Stored data:

━━━

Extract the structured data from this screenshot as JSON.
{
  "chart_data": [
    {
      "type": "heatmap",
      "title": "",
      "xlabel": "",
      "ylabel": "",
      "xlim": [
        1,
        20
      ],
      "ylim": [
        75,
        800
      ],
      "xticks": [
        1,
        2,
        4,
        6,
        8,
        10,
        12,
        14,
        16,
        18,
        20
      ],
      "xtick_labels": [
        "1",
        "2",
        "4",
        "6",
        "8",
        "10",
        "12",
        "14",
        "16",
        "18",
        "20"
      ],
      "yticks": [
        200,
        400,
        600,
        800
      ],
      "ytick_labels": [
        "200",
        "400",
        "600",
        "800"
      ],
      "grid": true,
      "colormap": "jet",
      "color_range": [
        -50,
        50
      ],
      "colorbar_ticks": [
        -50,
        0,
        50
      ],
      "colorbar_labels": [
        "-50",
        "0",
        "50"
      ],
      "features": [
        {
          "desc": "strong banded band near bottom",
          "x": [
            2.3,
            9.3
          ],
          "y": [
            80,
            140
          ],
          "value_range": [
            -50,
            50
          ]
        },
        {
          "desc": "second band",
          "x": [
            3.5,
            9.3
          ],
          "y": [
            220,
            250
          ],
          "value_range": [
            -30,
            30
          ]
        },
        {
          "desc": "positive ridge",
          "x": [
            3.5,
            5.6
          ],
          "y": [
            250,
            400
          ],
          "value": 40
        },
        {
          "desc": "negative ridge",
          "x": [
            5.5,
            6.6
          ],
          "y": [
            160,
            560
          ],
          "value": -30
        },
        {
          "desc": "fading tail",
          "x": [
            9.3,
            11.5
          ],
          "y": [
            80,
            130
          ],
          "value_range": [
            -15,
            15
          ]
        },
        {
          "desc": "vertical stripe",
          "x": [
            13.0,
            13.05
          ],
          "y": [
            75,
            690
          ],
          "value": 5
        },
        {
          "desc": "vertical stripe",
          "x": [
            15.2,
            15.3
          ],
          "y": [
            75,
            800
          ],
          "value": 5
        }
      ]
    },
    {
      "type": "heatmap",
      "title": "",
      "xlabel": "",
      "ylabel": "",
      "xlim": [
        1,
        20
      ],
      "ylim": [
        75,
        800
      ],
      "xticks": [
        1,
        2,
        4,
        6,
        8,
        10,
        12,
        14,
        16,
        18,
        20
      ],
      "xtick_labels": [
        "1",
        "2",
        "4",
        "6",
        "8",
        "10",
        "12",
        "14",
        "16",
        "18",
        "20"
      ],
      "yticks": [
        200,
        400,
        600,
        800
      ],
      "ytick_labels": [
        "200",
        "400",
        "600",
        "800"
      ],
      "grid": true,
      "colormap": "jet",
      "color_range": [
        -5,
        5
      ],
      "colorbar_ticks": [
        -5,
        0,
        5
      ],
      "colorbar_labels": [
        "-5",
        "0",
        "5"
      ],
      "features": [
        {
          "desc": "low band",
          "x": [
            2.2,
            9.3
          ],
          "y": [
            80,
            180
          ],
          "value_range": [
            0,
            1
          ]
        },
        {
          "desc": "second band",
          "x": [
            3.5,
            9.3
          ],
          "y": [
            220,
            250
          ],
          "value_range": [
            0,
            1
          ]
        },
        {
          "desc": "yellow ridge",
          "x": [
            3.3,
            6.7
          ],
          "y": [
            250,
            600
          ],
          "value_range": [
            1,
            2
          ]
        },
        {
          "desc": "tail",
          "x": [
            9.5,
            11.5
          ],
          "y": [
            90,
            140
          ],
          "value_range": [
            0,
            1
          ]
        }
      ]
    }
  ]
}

━━━

Task to carry out: Give the complete listing a second time, exactly as it reads.

Output for this task:
Extract the structured data from this screenshot as JSON.
{
  "chart_data": [
    {
      "type": "heatmap",
      "title": "",
      "xlabel": "",
      "ylabel": "",
      "xlim": [
        1,
        20
      ],
      "ylim": [
        75,
        800
      ],
      "xticks": [
        1,
        2,
        4,
        6,
        8,
        10,
        12,
        14,
        16,
        18,
        20
      ],
      "xtick_labels": [
        "1",
        "2",
        "4",
        "6",
        "8",
        "10",
        "12",
        "14",
        "16",
        "18",
        "20"
      ],
      "yticks": [
        200,
        400,
        600,
        800
      ],
      "ytick_labels": [
        "200",
        "400",
        "600",
        "800"
      ],
      "grid": true,
      "colormap": "jet",
      "color_range": [
        -50,
        50
      ],
      "colorbar_ticks": [
        -50,
        0,
        50
      ],
      "colorbar_labels": [
        "-50",
        "0",
        "50"
      ],
      "features": [
        {
          "desc": "strong banded band near bottom",
          "x": [
            2.3,
            9.3
          ],
          "y": [
            80,
            140
          ],
          "value_range": [
            -50,
            50
          ]
        },
        {
          "desc": "second band",
          "x": [
            3.5,
            9.3
          ],
          "y": [
            220,
            250
          ],
          "value_range": [
            -30,
            30
          ]
        },
        {
          "desc": "positive ridge",
          "x": [
            3.5,
            5.6
          ],
          "y": [
            250,
            400
          ],
          "value": 40
        },
        {
          "desc": "negative ridge",
          "x": [
            5.5,
            6.6
          ],
          "y": [
            160,
            560
          ],
          "value": -30
        },
        {
          "desc": "fading tail",
          "x": [
            9.3,
            11.5
          ],
          "y": [
            80,
            130
          ],
          "value_range": [
            -15,
            15
          ]
        },
        {
          "desc": "vertical stripe",
          "x": [
            13.0,
            13.05
          ],
          "y": [
            75,
            690
          ],
          "value": 5
        },
        {
          "desc": "vertical stripe",
          "x": [
            15.2,
            15.3
          ],
          "y": [
            75,
            800
          ],
          "value": 5
        }
      ]
    },
    {
      "type": "heatmap",
      "title": "",
      "xlabel": "",
      "ylabel": "",
      "xlim": [
        1,
        20
      ],
      "ylim": [
        75,
        800
      ],
      "xticks": [
        1,
        2,
        4,
        6,
        8,
        10,
        12,
        14,
        16,
        18,
        20
      ],
      "xtick_labels": [
        "1",
        "2",
        "4",
        "6",
        "8",
        "10",
        "12",
        "14",
        "16",
        "18",
        "20"
      ],
      "yticks": [
        200,
        400,
        600,
        800
      ],
      "ytick_labels": [
        "200",
        "400",
        "600",
        "800"
      ],
      "grid": true,
      "colormap": "jet",
      "color_range": [
        -5,
        5
      ],
      "colorbar_ticks": [
        -5,
        0,
        5
      ],
      "colorbar_labels": [
        "-5",
        "0",
        "5"
      ],
      "features": [
        {
          "desc": "low band",
          "x": [
            2.2,
            9.3
          ],
          "y": [
            80,
            180
          ],
          "value_range": [
            0,
            1
          ]
        },
        {
          "desc": "second band",
          "x": [
            3.5,
            9.3
          ],
          "y": [
            220,
            250
          ],
          "value_range": [
            0,
            1
          ]
        },
        {
          "desc": "yellow ridge",
          "x": [
            3.3,
            6.7
          ],
          "y": [
            250,
            600
          ],
          "value_range": [
            1,
            2
          ]
        },
        {
          "desc": "tail",
          "x": [
            9.5,
            11.5
          ],
          "y": [
            90,
            140
          ],
          "value_range": [
            0,
            1
          ]
        }
      ]
    }
  ]
}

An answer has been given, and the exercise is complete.